§ Ihre Aufgabe
Können Sie im Auszug über die Bachelor-Show den Abschnitt überarbeiten, der an der Stelle mit „Interessant ist hierbei, dass“ beginnt und nach „Hormonen sein Restliches.“ endet? Setzen Sie darin „Spektakel“ an die Stelle von „Drama“.

━━━━━ Textauszug

Interessant ist hierbei, dass die Liebe teilweise ganz in den Hintergrund gerät. Geht es hier vielleicht doch nicht nur um Liebe?

Aber genau das zieht uns an – das Drama. Sei es auch noch so verrückt; wir erfreuen uns voller Maßen an den Zickereien und Streitigkeiten, und das ganz auf den Kosten der TeilnehmerInnen. So bietet der Bachelor die perfekte Bühne für das Schauspiel: Es wird um etwas Begehrtes gekämpft und jede Woche werden es weniger mögliche Gewinnerinnen. Jede weitere Person ist nichts anderes als Konkurrenz! Der wachsende Stresspegel tut in Verbindung mit verrückt spielenden Hormonen sein Restliches.

Die Konditionierung der Kandidatinnen

Es gibt aber noch einen ganz wichtigen Faktor, warum es oft so hochkocht: die Konditionierung. Konditionierung ist der Prozess, bei welchem eine Person die andere mit bestimmten Aussagen und Handlungen formt und ihre Beziehung verändert.

Angewendet auf den Bachelor sieht das so aus: der Bachelor agiert als Charmeur, als Traummann. Schon seit Jahren wird glorifiziert, wie toll doch dieser Bachelor ist. Die Kandidatinnen melden sich erwartungsvoll bei der Show an; in Hoffnung, die Liebe zu finden. Was sie dann erwartet, ist etwas ganz anderes, als das, worauf sie jahrelang konditioniert wurden. Sie haben kaum Möglichkeiten, den Bachelor tatsächlich kennenzulernen, da er immer nur eine oder wenige Frauen auf ein Date mitnimmt. Viele haben gar nicht die Möglichkeit, mit ihm eine richtige Konversation zu führen, bevor sie von ihm rausgewählt werden.

━━━━━━━━━━
━━━━━ Bereitgestellte Einträge

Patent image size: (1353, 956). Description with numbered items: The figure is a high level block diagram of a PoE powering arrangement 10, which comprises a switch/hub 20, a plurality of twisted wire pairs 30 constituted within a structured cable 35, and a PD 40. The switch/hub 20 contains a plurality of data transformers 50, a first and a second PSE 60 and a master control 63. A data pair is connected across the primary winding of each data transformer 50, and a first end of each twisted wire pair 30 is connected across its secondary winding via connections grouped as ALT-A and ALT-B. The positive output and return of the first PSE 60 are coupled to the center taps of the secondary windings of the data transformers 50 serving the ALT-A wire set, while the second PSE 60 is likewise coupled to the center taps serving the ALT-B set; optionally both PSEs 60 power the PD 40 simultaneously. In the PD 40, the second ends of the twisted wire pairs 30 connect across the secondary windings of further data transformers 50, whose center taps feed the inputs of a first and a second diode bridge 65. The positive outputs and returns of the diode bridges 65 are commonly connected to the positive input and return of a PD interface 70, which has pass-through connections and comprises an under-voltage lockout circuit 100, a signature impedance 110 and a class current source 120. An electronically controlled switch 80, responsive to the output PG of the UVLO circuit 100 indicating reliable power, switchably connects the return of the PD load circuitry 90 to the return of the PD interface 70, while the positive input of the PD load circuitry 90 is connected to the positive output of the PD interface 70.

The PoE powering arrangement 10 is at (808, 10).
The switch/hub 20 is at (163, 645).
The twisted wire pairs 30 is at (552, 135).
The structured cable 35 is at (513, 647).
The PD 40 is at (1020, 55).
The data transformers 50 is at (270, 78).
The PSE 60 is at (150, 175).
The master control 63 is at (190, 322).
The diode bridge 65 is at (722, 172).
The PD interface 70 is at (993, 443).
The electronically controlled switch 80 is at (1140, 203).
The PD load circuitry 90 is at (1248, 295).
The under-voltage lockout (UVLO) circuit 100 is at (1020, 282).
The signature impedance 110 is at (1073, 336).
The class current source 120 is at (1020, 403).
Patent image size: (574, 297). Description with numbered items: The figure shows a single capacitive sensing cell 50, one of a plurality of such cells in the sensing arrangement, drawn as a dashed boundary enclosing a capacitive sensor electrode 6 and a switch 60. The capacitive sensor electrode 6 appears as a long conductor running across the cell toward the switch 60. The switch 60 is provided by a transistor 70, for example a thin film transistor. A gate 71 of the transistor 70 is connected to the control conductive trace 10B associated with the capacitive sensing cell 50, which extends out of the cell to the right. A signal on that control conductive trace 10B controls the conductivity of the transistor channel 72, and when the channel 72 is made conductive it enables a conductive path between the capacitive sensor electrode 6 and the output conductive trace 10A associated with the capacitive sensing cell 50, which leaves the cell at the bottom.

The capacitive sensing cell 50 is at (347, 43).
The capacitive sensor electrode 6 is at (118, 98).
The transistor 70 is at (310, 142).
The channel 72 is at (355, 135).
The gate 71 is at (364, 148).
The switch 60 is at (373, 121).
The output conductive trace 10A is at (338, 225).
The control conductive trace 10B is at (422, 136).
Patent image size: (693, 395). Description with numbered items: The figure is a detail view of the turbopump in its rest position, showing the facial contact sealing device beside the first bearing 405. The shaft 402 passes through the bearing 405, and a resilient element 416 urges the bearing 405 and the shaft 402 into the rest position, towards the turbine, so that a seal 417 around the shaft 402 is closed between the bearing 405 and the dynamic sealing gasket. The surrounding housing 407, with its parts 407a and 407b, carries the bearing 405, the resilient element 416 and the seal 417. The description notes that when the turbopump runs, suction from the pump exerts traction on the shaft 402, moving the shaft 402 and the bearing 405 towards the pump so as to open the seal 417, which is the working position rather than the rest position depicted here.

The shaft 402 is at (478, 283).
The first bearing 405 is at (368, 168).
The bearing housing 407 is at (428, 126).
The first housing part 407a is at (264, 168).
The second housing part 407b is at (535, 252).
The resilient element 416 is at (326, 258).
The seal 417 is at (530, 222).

━━━━━━━━━━

§ Ihre Antwort
Interessant ist hierbei, dass die Liebe teilweise ganz in den Hintergrund gerät. Geht es hier vielleicht doch nicht nur um Liebe?

Aber genau das zieht uns an – das Spektakel. Sei es auch noch so verrückt; wir erfreuen uns voller Maßen an den Zickereien und Streitigkeiten, und das ganz auf den Kosten der TeilnehmerInnen. So bietet der Bachelor die perfekte Bühne für das Schauspiel: Es wird um etwas Begehrtes gekämpft und jede Woche werden es weniger mögliche Gewinnerinnen. Jede weitere Person ist nichts anderes als Konkurrenz! Der wachsende Stresspegel tut in Verbindung mit verrückt spielenden Hormonen sein Restliches.